#### WHAT YOU HAVE TO DO
Give the number of lines in the data that hold the string "title". Nothing else is needed.

#### GIVEN RECORDS
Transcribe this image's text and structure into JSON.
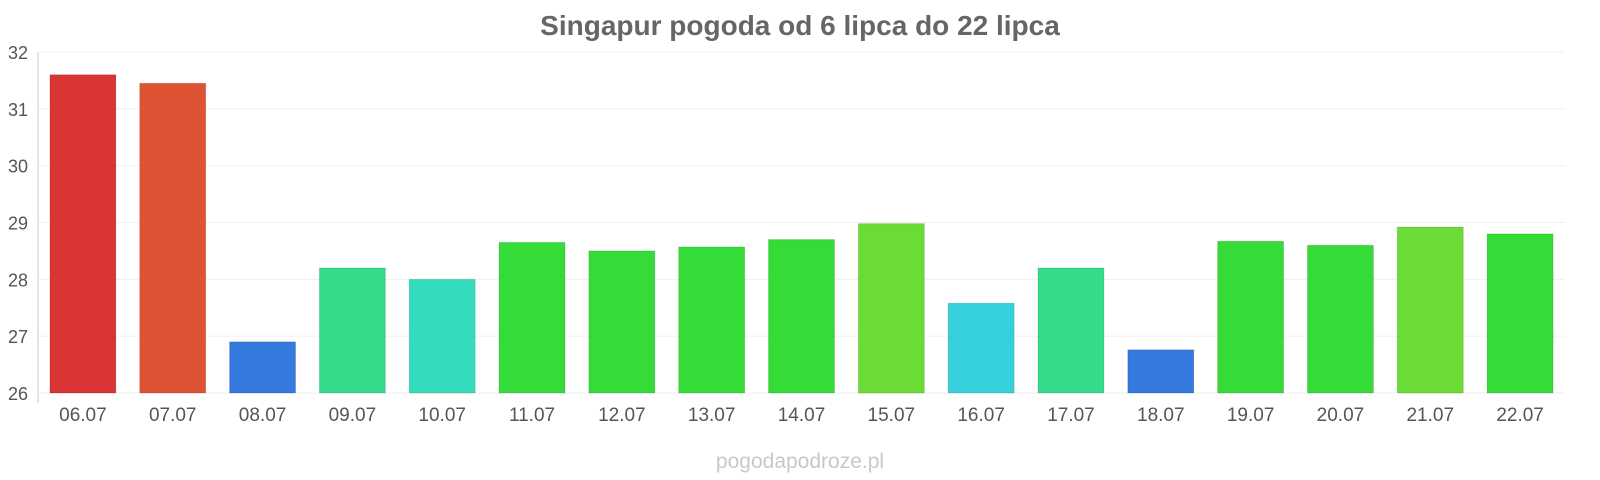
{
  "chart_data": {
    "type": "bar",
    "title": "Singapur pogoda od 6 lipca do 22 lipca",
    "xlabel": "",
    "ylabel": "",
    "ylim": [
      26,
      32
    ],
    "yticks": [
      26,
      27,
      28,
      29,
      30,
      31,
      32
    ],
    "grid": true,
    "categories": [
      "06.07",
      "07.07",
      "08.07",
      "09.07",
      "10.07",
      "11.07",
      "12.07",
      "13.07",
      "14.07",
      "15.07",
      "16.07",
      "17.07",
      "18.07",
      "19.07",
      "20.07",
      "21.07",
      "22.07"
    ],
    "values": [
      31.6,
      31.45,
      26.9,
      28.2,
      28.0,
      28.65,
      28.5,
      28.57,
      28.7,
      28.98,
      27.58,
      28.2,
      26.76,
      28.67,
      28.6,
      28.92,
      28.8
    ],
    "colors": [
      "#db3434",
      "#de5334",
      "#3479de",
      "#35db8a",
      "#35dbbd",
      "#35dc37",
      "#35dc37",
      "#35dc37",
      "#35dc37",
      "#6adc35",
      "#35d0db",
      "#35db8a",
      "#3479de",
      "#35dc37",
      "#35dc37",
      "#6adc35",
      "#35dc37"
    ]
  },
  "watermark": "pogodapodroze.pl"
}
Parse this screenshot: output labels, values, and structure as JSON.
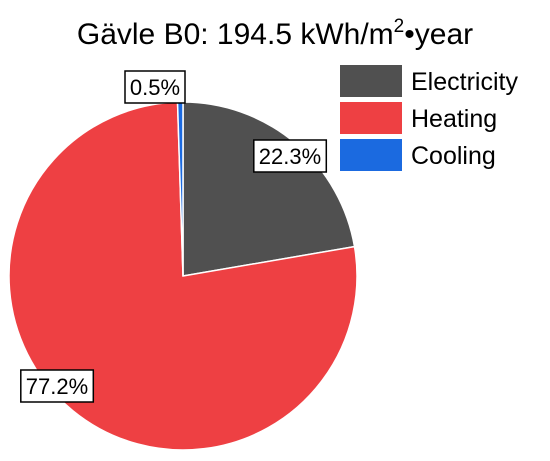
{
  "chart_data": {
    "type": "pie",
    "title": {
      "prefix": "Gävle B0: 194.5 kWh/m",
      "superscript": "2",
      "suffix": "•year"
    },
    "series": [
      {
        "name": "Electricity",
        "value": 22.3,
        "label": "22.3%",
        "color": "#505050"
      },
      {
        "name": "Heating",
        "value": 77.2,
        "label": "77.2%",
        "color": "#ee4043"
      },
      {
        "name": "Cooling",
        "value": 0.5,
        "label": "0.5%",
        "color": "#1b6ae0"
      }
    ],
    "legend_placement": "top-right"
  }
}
---
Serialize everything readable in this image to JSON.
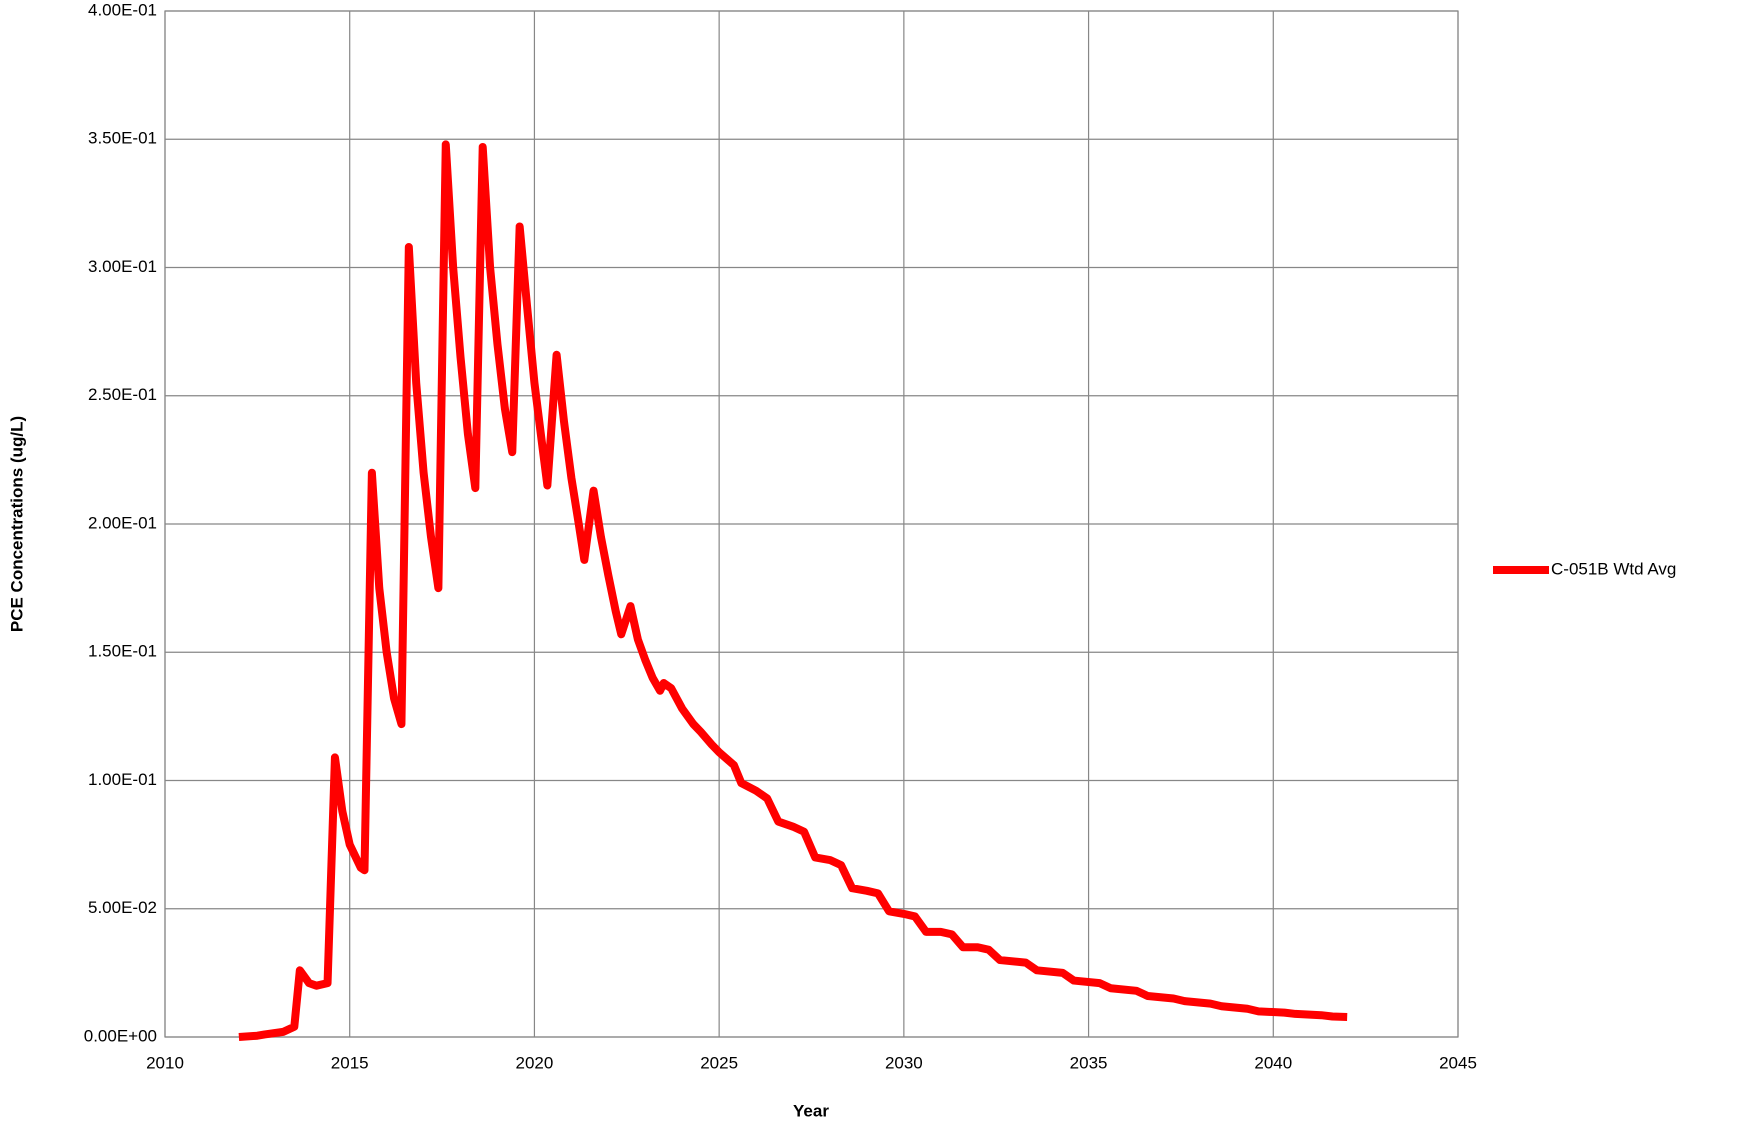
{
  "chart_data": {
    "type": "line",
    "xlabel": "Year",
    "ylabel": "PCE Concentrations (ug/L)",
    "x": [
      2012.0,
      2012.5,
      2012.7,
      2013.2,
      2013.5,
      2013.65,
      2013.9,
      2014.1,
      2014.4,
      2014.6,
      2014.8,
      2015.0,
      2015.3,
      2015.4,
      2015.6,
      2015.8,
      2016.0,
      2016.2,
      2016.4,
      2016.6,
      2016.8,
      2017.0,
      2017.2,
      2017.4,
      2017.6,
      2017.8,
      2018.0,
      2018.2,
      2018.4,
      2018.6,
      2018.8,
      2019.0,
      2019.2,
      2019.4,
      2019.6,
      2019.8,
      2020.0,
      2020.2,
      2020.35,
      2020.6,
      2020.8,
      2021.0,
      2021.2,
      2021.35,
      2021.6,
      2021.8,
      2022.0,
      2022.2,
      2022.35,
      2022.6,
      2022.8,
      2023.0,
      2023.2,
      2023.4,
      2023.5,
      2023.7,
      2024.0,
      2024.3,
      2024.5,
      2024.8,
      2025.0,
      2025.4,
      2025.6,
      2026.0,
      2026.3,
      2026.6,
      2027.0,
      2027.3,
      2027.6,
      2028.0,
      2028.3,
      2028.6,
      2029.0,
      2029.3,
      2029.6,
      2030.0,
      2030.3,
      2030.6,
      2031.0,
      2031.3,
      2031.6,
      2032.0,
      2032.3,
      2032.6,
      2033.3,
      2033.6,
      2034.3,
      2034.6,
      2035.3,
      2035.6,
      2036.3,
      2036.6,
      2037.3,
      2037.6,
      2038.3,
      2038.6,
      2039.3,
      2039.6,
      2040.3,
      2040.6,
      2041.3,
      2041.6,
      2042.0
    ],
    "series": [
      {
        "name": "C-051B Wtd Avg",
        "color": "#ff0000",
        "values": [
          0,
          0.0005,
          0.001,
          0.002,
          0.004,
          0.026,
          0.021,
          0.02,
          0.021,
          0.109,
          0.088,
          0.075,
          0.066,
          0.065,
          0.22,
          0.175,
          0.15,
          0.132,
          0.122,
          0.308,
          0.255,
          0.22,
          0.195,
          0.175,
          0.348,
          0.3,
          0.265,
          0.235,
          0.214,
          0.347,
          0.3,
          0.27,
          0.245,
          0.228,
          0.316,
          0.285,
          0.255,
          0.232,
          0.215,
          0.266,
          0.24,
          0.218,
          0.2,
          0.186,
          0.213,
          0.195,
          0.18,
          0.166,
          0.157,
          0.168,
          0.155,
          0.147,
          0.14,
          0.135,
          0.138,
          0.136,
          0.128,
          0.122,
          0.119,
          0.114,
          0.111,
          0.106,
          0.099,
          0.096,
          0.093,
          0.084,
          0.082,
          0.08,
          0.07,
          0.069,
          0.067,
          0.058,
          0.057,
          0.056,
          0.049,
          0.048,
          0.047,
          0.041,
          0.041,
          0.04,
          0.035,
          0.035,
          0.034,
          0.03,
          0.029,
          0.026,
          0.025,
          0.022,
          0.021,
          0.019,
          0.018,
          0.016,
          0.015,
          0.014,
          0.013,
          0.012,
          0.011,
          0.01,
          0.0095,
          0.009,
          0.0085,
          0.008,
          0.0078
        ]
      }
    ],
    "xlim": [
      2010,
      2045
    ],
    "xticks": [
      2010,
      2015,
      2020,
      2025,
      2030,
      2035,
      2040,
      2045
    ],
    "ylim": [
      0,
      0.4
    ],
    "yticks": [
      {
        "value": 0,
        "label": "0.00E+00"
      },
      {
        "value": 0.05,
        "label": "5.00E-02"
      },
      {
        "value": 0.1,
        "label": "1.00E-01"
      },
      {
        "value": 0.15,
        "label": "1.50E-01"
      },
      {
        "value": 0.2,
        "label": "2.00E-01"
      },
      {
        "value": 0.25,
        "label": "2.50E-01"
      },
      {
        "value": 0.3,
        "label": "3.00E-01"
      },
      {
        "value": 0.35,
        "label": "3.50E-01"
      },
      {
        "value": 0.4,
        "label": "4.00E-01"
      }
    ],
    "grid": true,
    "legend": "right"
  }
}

#### RESULT
2